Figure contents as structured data

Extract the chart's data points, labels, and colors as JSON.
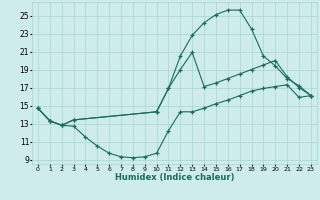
{
  "xlabel": "Humidex (Indice chaleur)",
  "bg_color": "#ceecea",
  "grid_color": "#a8d5d0",
  "line_color": "#1a6b60",
  "xlim": [
    -0.5,
    23.5
  ],
  "ylim": [
    8.5,
    26.5
  ],
  "xticks": [
    0,
    1,
    2,
    3,
    4,
    5,
    6,
    7,
    8,
    9,
    10,
    11,
    12,
    13,
    14,
    15,
    16,
    17,
    18,
    19,
    20,
    21,
    22,
    23
  ],
  "yticks": [
    9,
    11,
    13,
    15,
    17,
    19,
    21,
    23,
    25
  ],
  "line1_x": [
    0,
    1,
    2,
    3,
    4,
    5,
    6,
    7,
    8,
    9,
    10,
    11,
    12,
    13,
    14,
    15,
    16,
    17,
    18,
    19,
    20,
    21,
    22,
    23
  ],
  "line1_y": [
    14.7,
    13.3,
    12.8,
    12.7,
    11.5,
    10.5,
    9.7,
    9.3,
    9.2,
    9.3,
    9.7,
    12.2,
    14.3,
    14.3,
    14.7,
    15.2,
    15.6,
    16.1,
    16.6,
    16.9,
    17.1,
    17.3,
    15.9,
    16.1
  ],
  "line2_x": [
    0,
    1,
    2,
    3,
    10,
    11,
    12,
    13,
    14,
    15,
    16,
    17,
    18,
    19,
    20,
    21,
    22,
    23
  ],
  "line2_y": [
    14.7,
    13.3,
    12.8,
    13.4,
    14.3,
    16.9,
    19.0,
    20.9,
    17.1,
    17.5,
    18.0,
    18.5,
    19.0,
    19.5,
    20.0,
    18.2,
    17.0,
    16.1
  ],
  "line3_x": [
    0,
    1,
    2,
    3,
    10,
    11,
    12,
    13,
    14,
    15,
    16,
    17,
    18,
    19,
    20,
    21,
    22,
    23
  ],
  "line3_y": [
    14.7,
    13.3,
    12.8,
    13.4,
    14.3,
    16.9,
    20.5,
    22.8,
    24.2,
    25.1,
    25.6,
    25.6,
    23.5,
    20.5,
    19.4,
    18.0,
    17.2,
    16.1
  ]
}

*Work instructions*.
Copy out each record shown above without alteration, skipping any picture.

*Task result*.
Extract the chart's data points, labels, and colors as JSON.
{
  "xlabel": "Humidex (Indice chaleur)",
  "bg_color": "#ceecea",
  "grid_color": "#a8d5d0",
  "line_color": "#1a6b60",
  "xlim": [
    -0.5,
    23.5
  ],
  "ylim": [
    8.5,
    26.5
  ],
  "xticks": [
    0,
    1,
    2,
    3,
    4,
    5,
    6,
    7,
    8,
    9,
    10,
    11,
    12,
    13,
    14,
    15,
    16,
    17,
    18,
    19,
    20,
    21,
    22,
    23
  ],
  "yticks": [
    9,
    11,
    13,
    15,
    17,
    19,
    21,
    23,
    25
  ],
  "line1_x": [
    0,
    1,
    2,
    3,
    4,
    5,
    6,
    7,
    8,
    9,
    10,
    11,
    12,
    13,
    14,
    15,
    16,
    17,
    18,
    19,
    20,
    21,
    22,
    23
  ],
  "line1_y": [
    14.7,
    13.3,
    12.8,
    12.7,
    11.5,
    10.5,
    9.7,
    9.3,
    9.2,
    9.3,
    9.7,
    12.2,
    14.3,
    14.3,
    14.7,
    15.2,
    15.6,
    16.1,
    16.6,
    16.9,
    17.1,
    17.3,
    15.9,
    16.1
  ],
  "line2_x": [
    0,
    1,
    2,
    3,
    10,
    11,
    12,
    13,
    14,
    15,
    16,
    17,
    18,
    19,
    20,
    21,
    22,
    23
  ],
  "line2_y": [
    14.7,
    13.3,
    12.8,
    13.4,
    14.3,
    16.9,
    19.0,
    20.9,
    17.1,
    17.5,
    18.0,
    18.5,
    19.0,
    19.5,
    20.0,
    18.2,
    17.0,
    16.1
  ],
  "line3_x": [
    0,
    1,
    2,
    3,
    10,
    11,
    12,
    13,
    14,
    15,
    16,
    17,
    18,
    19,
    20,
    21,
    22,
    23
  ],
  "line3_y": [
    14.7,
    13.3,
    12.8,
    13.4,
    14.3,
    16.9,
    20.5,
    22.8,
    24.2,
    25.1,
    25.6,
    25.6,
    23.5,
    20.5,
    19.4,
    18.0,
    17.2,
    16.1
  ]
}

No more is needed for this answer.